↓↓↓

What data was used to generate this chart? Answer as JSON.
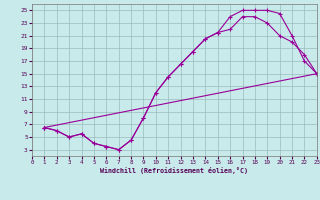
{
  "xlabel": "Windchill (Refroidissement éolien,°C)",
  "bg_color": "#c8eaea",
  "grid_color": "#9bbcbc",
  "line_color": "#990099",
  "xlim": [
    0,
    23
  ],
  "ylim": [
    2,
    26
  ],
  "xticks": [
    0,
    1,
    2,
    3,
    4,
    5,
    6,
    7,
    8,
    9,
    10,
    11,
    12,
    13,
    14,
    15,
    16,
    17,
    18,
    19,
    20,
    21,
    22,
    23
  ],
  "yticks": [
    3,
    5,
    7,
    9,
    11,
    13,
    15,
    17,
    19,
    21,
    23,
    25
  ],
  "curve1_x": [
    1,
    2,
    3,
    4,
    5,
    6,
    7,
    8,
    9,
    10,
    11,
    12,
    13,
    14,
    15,
    16,
    17,
    18,
    19,
    20,
    21,
    22,
    23
  ],
  "curve1_y": [
    6.5,
    6.0,
    5.0,
    5.5,
    4.0,
    3.5,
    3.0,
    4.5,
    8.0,
    12.0,
    14.5,
    16.5,
    18.5,
    20.5,
    21.5,
    24.0,
    25.0,
    25.0,
    25.0,
    24.5,
    21.0,
    17.0,
    15.0
  ],
  "curve2_x": [
    1,
    2,
    3,
    4,
    5,
    6,
    7,
    8,
    9,
    10,
    11,
    12,
    13,
    14,
    15,
    16,
    17,
    18,
    19,
    20,
    21,
    22,
    23
  ],
  "curve2_y": [
    6.5,
    6.0,
    5.0,
    5.5,
    4.0,
    3.5,
    3.0,
    4.5,
    8.0,
    12.0,
    14.5,
    16.5,
    18.5,
    20.5,
    21.5,
    22.0,
    24.0,
    24.0,
    23.0,
    21.0,
    20.0,
    18.0,
    15.0
  ],
  "curve3_x": [
    1,
    23
  ],
  "curve3_y": [
    6.5,
    15.0
  ]
}
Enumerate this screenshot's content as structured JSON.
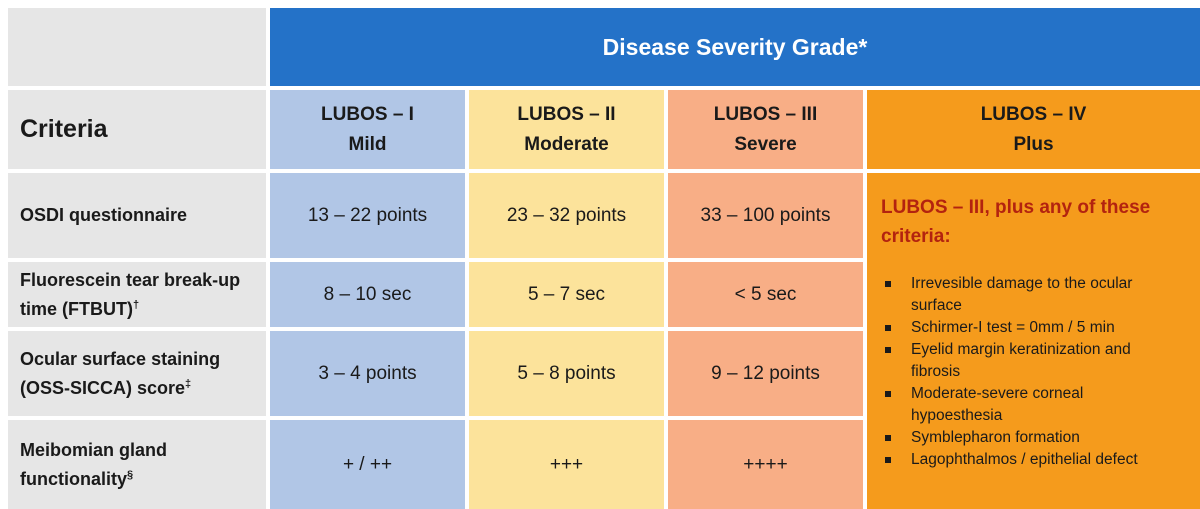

↑↑↑

**Exercise**
Report how many lines include the word "JSON". Give nothing but the number.

**Finished exercise**
2